### [PROBLEM DESCRIPTION]
Check each line below for "lågt" and report how many have it, nothing else.

+-------+

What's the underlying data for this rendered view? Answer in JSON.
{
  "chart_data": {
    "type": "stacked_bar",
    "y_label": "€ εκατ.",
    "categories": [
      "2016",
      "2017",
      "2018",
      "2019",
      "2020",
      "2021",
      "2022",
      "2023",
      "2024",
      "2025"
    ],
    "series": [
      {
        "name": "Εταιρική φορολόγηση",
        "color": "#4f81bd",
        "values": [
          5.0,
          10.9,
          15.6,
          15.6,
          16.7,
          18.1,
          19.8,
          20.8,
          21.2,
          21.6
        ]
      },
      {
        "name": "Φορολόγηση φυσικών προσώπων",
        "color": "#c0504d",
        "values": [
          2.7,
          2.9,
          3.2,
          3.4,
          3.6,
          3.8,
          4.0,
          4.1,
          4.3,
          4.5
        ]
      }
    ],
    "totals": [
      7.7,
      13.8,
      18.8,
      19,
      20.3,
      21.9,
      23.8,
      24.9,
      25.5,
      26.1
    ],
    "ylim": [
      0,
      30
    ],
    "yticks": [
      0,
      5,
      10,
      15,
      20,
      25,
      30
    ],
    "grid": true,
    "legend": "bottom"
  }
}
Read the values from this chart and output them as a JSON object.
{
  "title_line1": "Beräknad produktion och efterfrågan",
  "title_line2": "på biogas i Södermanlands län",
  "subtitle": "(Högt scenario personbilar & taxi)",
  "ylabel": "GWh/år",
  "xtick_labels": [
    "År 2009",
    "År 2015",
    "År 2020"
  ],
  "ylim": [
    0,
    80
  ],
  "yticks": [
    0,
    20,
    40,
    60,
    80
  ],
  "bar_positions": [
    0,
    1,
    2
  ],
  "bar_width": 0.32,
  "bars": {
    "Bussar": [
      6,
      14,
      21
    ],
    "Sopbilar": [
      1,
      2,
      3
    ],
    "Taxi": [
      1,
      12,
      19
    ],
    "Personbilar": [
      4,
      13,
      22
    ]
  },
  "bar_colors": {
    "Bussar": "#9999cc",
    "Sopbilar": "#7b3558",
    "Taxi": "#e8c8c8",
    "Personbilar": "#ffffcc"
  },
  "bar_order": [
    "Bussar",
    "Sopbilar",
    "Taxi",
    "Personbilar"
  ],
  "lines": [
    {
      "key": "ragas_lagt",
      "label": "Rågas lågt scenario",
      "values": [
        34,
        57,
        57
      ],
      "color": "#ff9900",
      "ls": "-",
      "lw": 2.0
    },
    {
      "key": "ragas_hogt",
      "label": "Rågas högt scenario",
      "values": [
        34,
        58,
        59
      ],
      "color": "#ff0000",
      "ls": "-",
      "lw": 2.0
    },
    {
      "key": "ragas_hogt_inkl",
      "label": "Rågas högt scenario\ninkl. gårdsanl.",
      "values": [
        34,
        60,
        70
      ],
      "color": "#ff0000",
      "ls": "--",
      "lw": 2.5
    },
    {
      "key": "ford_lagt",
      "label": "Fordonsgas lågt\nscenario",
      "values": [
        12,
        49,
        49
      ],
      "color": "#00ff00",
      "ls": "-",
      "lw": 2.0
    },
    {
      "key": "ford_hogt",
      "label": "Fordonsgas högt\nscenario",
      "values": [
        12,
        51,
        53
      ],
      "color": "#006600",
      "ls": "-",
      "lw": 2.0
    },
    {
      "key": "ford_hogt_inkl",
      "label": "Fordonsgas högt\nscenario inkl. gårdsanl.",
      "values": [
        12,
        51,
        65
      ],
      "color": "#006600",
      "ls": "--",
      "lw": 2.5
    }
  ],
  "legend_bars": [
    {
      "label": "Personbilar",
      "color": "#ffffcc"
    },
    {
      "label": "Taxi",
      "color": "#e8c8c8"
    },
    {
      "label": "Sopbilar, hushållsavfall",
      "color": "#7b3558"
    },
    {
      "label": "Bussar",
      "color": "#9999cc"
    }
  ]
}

+-------+

### [FINISHED TASK]
2